━━━━━ Data extract

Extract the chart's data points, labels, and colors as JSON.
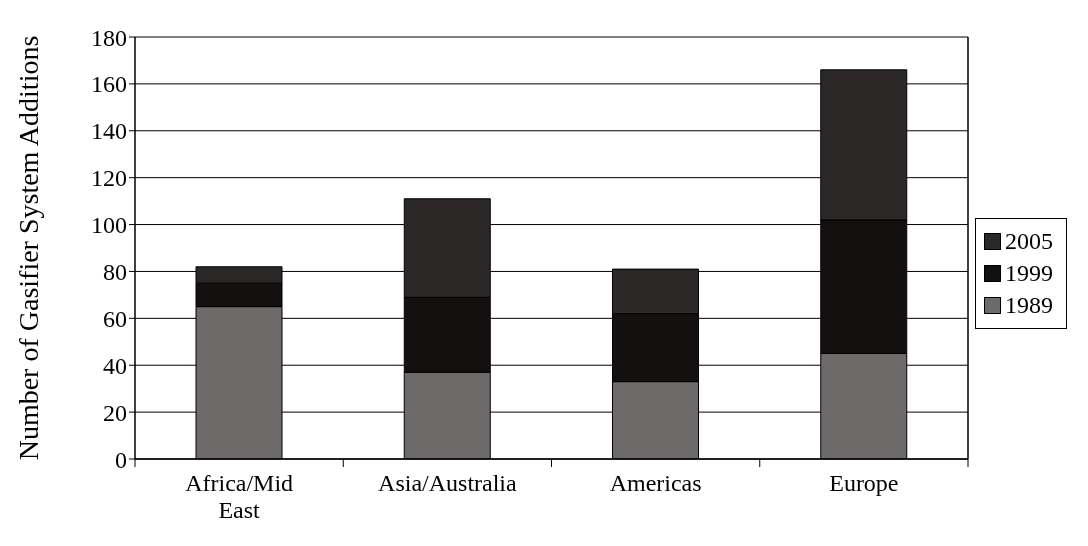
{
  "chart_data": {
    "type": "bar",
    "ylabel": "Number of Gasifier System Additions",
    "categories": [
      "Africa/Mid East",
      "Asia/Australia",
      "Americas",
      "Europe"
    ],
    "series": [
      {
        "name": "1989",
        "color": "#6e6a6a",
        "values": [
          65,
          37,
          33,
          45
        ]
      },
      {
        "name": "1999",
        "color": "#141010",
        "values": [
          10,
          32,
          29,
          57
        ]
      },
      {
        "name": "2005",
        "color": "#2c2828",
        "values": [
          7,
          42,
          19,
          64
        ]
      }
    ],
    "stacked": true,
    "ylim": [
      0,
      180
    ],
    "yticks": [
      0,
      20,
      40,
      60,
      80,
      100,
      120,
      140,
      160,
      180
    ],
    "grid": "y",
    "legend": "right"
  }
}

━━━━━━━━━━

**Written exercise**
Pictures are excluded; output everything else in the data verbatim.

**Solution to this problem**
Extract the chart's data points, labels, and colors as JSON.
{
  "chart_data": {
    "type": "bar",
    "ylabel": "Number of Gasifier System Additions",
    "categories": [
      "Africa/Mid East",
      "Asia/Australia",
      "Americas",
      "Europe"
    ],
    "series": [
      {
        "name": "1989",
        "color": "#6e6a6a",
        "values": [
          65,
          37,
          33,
          45
        ]
      },
      {
        "name": "1999",
        "color": "#141010",
        "values": [
          10,
          32,
          29,
          57
        ]
      },
      {
        "name": "2005",
        "color": "#2c2828",
        "values": [
          7,
          42,
          19,
          64
        ]
      }
    ],
    "stacked": true,
    "ylim": [
      0,
      180
    ],
    "yticks": [
      0,
      20,
      40,
      60,
      80,
      100,
      120,
      140,
      160,
      180
    ],
    "grid": "y",
    "legend": "right"
  }
}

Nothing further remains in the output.